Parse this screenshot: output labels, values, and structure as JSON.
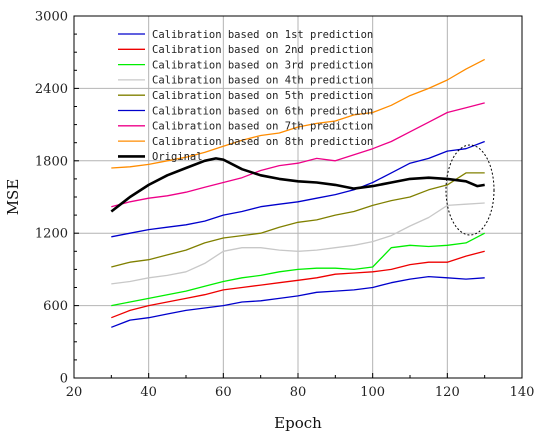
{
  "chart_data": {
    "type": "line",
    "title": "",
    "xlabel": "Epoch",
    "ylabel": "MSE",
    "xlim": [
      20,
      140
    ],
    "ylim": [
      0,
      3000
    ],
    "xticks": [
      20,
      40,
      60,
      80,
      100,
      120,
      140
    ],
    "yticks": [
      0,
      600,
      1200,
      1800,
      2400,
      3000
    ],
    "grid": true,
    "legend_position": "top-left",
    "annotation": "dashed ellipse around epochs 121–131",
    "series": [
      {
        "name": "Calibration based on 1st prediction",
        "color": "#0000cc",
        "x": [
          30,
          35,
          40,
          45,
          50,
          55,
          60,
          65,
          70,
          75,
          80,
          85,
          90,
          95,
          100,
          105,
          110,
          115,
          120,
          125,
          130
        ],
        "y": [
          420,
          480,
          500,
          530,
          560,
          580,
          600,
          630,
          640,
          660,
          680,
          710,
          720,
          730,
          750,
          790,
          820,
          840,
          830,
          820,
          830
        ]
      },
      {
        "name": "Calibration based on 2nd prediction",
        "color": "#ee0000",
        "x": [
          30,
          35,
          40,
          45,
          50,
          55,
          60,
          65,
          70,
          75,
          80,
          85,
          90,
          95,
          100,
          105,
          110,
          115,
          120,
          125,
          130
        ],
        "y": [
          500,
          560,
          600,
          630,
          660,
          690,
          730,
          750,
          770,
          790,
          810,
          830,
          860,
          870,
          880,
          900,
          940,
          960,
          960,
          1010,
          1050
        ]
      },
      {
        "name": "Calibration based on 3rd prediction",
        "color": "#00ee00",
        "x": [
          30,
          35,
          40,
          45,
          50,
          55,
          60,
          65,
          70,
          75,
          80,
          85,
          90,
          95,
          100,
          105,
          110,
          115,
          120,
          125,
          130
        ],
        "y": [
          600,
          630,
          660,
          690,
          720,
          760,
          800,
          830,
          850,
          880,
          900,
          910,
          910,
          900,
          920,
          1080,
          1100,
          1090,
          1100,
          1120,
          1200
        ]
      },
      {
        "name": "Calibration based on 4th prediction",
        "color": "#c8c8c8",
        "x": [
          30,
          35,
          40,
          45,
          50,
          55,
          60,
          65,
          70,
          75,
          80,
          85,
          90,
          95,
          100,
          105,
          110,
          115,
          120,
          125,
          130
        ],
        "y": [
          780,
          800,
          830,
          850,
          880,
          950,
          1050,
          1080,
          1080,
          1060,
          1050,
          1060,
          1080,
          1100,
          1130,
          1180,
          1260,
          1330,
          1430,
          1440,
          1450
        ]
      },
      {
        "name": "Calibration based on 5th prediction",
        "color": "#808000",
        "x": [
          30,
          35,
          40,
          45,
          50,
          55,
          60,
          65,
          70,
          75,
          80,
          85,
          90,
          95,
          100,
          105,
          110,
          115,
          120,
          125,
          130
        ],
        "y": [
          920,
          960,
          980,
          1020,
          1060,
          1120,
          1160,
          1180,
          1200,
          1250,
          1290,
          1310,
          1350,
          1380,
          1430,
          1470,
          1500,
          1560,
          1600,
          1700,
          1700
        ]
      },
      {
        "name": "Calibration based on 6th prediction",
        "color": "#0000cc",
        "x": [
          30,
          35,
          40,
          45,
          50,
          55,
          60,
          65,
          70,
          75,
          80,
          85,
          90,
          95,
          100,
          105,
          110,
          115,
          120,
          125,
          130
        ],
        "y": [
          1170,
          1200,
          1230,
          1250,
          1270,
          1300,
          1350,
          1380,
          1420,
          1440,
          1460,
          1490,
          1520,
          1560,
          1620,
          1700,
          1780,
          1820,
          1880,
          1900,
          1960
        ]
      },
      {
        "name": "Calibration based on 7th prediction",
        "color": "#ee0088",
        "x": [
          30,
          35,
          40,
          45,
          50,
          55,
          60,
          65,
          70,
          75,
          80,
          85,
          90,
          95,
          100,
          105,
          110,
          115,
          120,
          125,
          130
        ],
        "y": [
          1420,
          1460,
          1490,
          1510,
          1540,
          1580,
          1620,
          1660,
          1720,
          1760,
          1780,
          1820,
          1800,
          1850,
          1900,
          1960,
          2040,
          2120,
          2200,
          2240,
          2280
        ]
      },
      {
        "name": "Calibration based on 8th prediction",
        "color": "#ff8c00",
        "x": [
          30,
          35,
          40,
          45,
          50,
          55,
          60,
          65,
          70,
          75,
          80,
          85,
          90,
          95,
          100,
          105,
          110,
          115,
          120,
          125,
          130
        ],
        "y": [
          1740,
          1750,
          1770,
          1800,
          1830,
          1870,
          1920,
          1970,
          2010,
          2030,
          2080,
          2110,
          2130,
          2180,
          2200,
          2260,
          2340,
          2400,
          2470,
          2560,
          2640
        ]
      },
      {
        "name": "Original",
        "color": "#000000",
        "x": [
          30,
          35,
          40,
          45,
          50,
          55,
          58,
          60,
          65,
          70,
          75,
          80,
          85,
          90,
          95,
          100,
          105,
          110,
          115,
          120,
          125,
          128,
          130
        ],
        "y": [
          1380,
          1500,
          1600,
          1680,
          1740,
          1800,
          1820,
          1810,
          1730,
          1680,
          1650,
          1630,
          1620,
          1600,
          1570,
          1590,
          1620,
          1650,
          1660,
          1650,
          1630,
          1590,
          1600
        ]
      }
    ]
  }
}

------------------------------

▸ **STATED EXERCISE**:
Print the full listing exactly, dropping the pictures.

▸ **OUTPUT FOR THIS EXERCISE**:
Parse this screenshot: output labels, values, and structure as JSON.
{
  "chart_data": {
    "type": "line",
    "title": "",
    "xlabel": "Epoch",
    "ylabel": "MSE",
    "xlim": [
      20,
      140
    ],
    "ylim": [
      0,
      3000
    ],
    "xticks": [
      20,
      40,
      60,
      80,
      100,
      120,
      140
    ],
    "yticks": [
      0,
      600,
      1200,
      1800,
      2400,
      3000
    ],
    "grid": true,
    "legend_position": "top-left",
    "annotation": "dashed ellipse around epochs 121–131",
    "series": [
      {
        "name": "Calibration based on 1st prediction",
        "color": "#0000cc",
        "x": [
          30,
          35,
          40,
          45,
          50,
          55,
          60,
          65,
          70,
          75,
          80,
          85,
          90,
          95,
          100,
          105,
          110,
          115,
          120,
          125,
          130
        ],
        "y": [
          420,
          480,
          500,
          530,
          560,
          580,
          600,
          630,
          640,
          660,
          680,
          710,
          720,
          730,
          750,
          790,
          820,
          840,
          830,
          820,
          830
        ]
      },
      {
        "name": "Calibration based on 2nd prediction",
        "color": "#ee0000",
        "x": [
          30,
          35,
          40,
          45,
          50,
          55,
          60,
          65,
          70,
          75,
          80,
          85,
          90,
          95,
          100,
          105,
          110,
          115,
          120,
          125,
          130
        ],
        "y": [
          500,
          560,
          600,
          630,
          660,
          690,
          730,
          750,
          770,
          790,
          810,
          830,
          860,
          870,
          880,
          900,
          940,
          960,
          960,
          1010,
          1050
        ]
      },
      {
        "name": "Calibration based on 3rd prediction",
        "color": "#00ee00",
        "x": [
          30,
          35,
          40,
          45,
          50,
          55,
          60,
          65,
          70,
          75,
          80,
          85,
          90,
          95,
          100,
          105,
          110,
          115,
          120,
          125,
          130
        ],
        "y": [
          600,
          630,
          660,
          690,
          720,
          760,
          800,
          830,
          850,
          880,
          900,
          910,
          910,
          900,
          920,
          1080,
          1100,
          1090,
          1100,
          1120,
          1200
        ]
      },
      {
        "name": "Calibration based on 4th prediction",
        "color": "#c8c8c8",
        "x": [
          30,
          35,
          40,
          45,
          50,
          55,
          60,
          65,
          70,
          75,
          80,
          85,
          90,
          95,
          100,
          105,
          110,
          115,
          120,
          125,
          130
        ],
        "y": [
          780,
          800,
          830,
          850,
          880,
          950,
          1050,
          1080,
          1080,
          1060,
          1050,
          1060,
          1080,
          1100,
          1130,
          1180,
          1260,
          1330,
          1430,
          1440,
          1450
        ]
      },
      {
        "name": "Calibration based on 5th prediction",
        "color": "#808000",
        "x": [
          30,
          35,
          40,
          45,
          50,
          55,
          60,
          65,
          70,
          75,
          80,
          85,
          90,
          95,
          100,
          105,
          110,
          115,
          120,
          125,
          130
        ],
        "y": [
          920,
          960,
          980,
          1020,
          1060,
          1120,
          1160,
          1180,
          1200,
          1250,
          1290,
          1310,
          1350,
          1380,
          1430,
          1470,
          1500,
          1560,
          1600,
          1700,
          1700
        ]
      },
      {
        "name": "Calibration based on 6th prediction",
        "color": "#0000cc",
        "x": [
          30,
          35,
          40,
          45,
          50,
          55,
          60,
          65,
          70,
          75,
          80,
          85,
          90,
          95,
          100,
          105,
          110,
          115,
          120,
          125,
          130
        ],
        "y": [
          1170,
          1200,
          1230,
          1250,
          1270,
          1300,
          1350,
          1380,
          1420,
          1440,
          1460,
          1490,
          1520,
          1560,
          1620,
          1700,
          1780,
          1820,
          1880,
          1900,
          1960
        ]
      },
      {
        "name": "Calibration based on 7th prediction",
        "color": "#ee0088",
        "x": [
          30,
          35,
          40,
          45,
          50,
          55,
          60,
          65,
          70,
          75,
          80,
          85,
          90,
          95,
          100,
          105,
          110,
          115,
          120,
          125,
          130
        ],
        "y": [
          1420,
          1460,
          1490,
          1510,
          1540,
          1580,
          1620,
          1660,
          1720,
          1760,
          1780,
          1820,
          1800,
          1850,
          1900,
          1960,
          2040,
          2120,
          2200,
          2240,
          2280
        ]
      },
      {
        "name": "Calibration based on 8th prediction",
        "color": "#ff8c00",
        "x": [
          30,
          35,
          40,
          45,
          50,
          55,
          60,
          65,
          70,
          75,
          80,
          85,
          90,
          95,
          100,
          105,
          110,
          115,
          120,
          125,
          130
        ],
        "y": [
          1740,
          1750,
          1770,
          1800,
          1830,
          1870,
          1920,
          1970,
          2010,
          2030,
          2080,
          2110,
          2130,
          2180,
          2200,
          2260,
          2340,
          2400,
          2470,
          2560,
          2640
        ]
      },
      {
        "name": "Original",
        "color": "#000000",
        "x": [
          30,
          35,
          40,
          45,
          50,
          55,
          58,
          60,
          65,
          70,
          75,
          80,
          85,
          90,
          95,
          100,
          105,
          110,
          115,
          120,
          125,
          128,
          130
        ],
        "y": [
          1380,
          1500,
          1600,
          1680,
          1740,
          1800,
          1820,
          1810,
          1730,
          1680,
          1650,
          1630,
          1620,
          1600,
          1570,
          1590,
          1620,
          1650,
          1660,
          1650,
          1630,
          1590,
          1600
        ]
      }
    ]
  }
}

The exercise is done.